YOUR INSTRUCTIONS
List each line in the entries below that contains the string "side".

Start of TASK MATERIAL

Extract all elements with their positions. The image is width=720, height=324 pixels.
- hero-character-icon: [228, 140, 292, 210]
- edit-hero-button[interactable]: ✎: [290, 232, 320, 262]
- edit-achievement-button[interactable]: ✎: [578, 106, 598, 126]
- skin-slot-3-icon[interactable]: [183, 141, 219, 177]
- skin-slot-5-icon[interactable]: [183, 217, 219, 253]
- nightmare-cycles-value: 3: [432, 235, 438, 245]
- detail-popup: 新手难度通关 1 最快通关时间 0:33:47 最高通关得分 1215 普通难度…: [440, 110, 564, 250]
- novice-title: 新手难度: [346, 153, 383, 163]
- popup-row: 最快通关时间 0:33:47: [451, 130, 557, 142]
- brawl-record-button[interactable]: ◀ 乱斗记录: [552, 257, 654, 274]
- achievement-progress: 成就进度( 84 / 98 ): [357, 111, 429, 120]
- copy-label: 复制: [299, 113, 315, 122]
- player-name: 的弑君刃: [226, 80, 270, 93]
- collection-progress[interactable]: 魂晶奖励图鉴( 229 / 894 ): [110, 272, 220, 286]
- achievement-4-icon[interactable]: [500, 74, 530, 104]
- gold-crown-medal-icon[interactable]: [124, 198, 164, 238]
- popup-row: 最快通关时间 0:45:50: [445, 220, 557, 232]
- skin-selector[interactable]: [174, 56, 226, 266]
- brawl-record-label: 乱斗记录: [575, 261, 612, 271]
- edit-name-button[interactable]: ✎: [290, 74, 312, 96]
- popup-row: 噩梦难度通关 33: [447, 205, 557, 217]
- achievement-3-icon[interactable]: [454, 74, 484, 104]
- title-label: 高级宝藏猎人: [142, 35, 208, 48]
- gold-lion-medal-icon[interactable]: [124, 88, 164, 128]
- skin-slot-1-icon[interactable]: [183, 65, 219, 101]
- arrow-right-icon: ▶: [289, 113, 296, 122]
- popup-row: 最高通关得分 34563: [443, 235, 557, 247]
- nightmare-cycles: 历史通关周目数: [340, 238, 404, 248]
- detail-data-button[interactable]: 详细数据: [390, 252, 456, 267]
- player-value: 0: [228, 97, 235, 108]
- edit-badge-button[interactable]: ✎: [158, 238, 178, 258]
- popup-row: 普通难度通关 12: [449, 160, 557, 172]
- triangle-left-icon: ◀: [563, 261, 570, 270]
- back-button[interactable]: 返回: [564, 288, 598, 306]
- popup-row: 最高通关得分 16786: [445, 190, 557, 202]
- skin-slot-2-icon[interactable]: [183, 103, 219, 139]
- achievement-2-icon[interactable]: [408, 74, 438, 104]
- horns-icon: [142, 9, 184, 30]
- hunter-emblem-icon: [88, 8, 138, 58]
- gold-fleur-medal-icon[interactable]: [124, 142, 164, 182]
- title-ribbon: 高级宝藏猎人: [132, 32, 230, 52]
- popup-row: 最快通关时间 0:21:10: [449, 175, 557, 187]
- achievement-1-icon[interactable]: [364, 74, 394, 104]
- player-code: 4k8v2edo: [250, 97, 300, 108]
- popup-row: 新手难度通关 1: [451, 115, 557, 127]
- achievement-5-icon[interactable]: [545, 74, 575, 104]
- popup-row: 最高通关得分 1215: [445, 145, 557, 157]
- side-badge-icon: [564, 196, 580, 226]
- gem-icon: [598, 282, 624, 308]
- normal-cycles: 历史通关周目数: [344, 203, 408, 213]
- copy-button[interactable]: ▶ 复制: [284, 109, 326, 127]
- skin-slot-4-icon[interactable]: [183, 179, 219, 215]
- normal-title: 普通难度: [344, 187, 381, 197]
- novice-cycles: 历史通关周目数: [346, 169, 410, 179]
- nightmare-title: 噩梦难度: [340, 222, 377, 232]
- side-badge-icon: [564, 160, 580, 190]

End of TASK MATERIAL

RESPONSE BELOW
- side-badge-icon: [564, 196, 580, 226]
- side-badge-icon: [564, 160, 580, 190]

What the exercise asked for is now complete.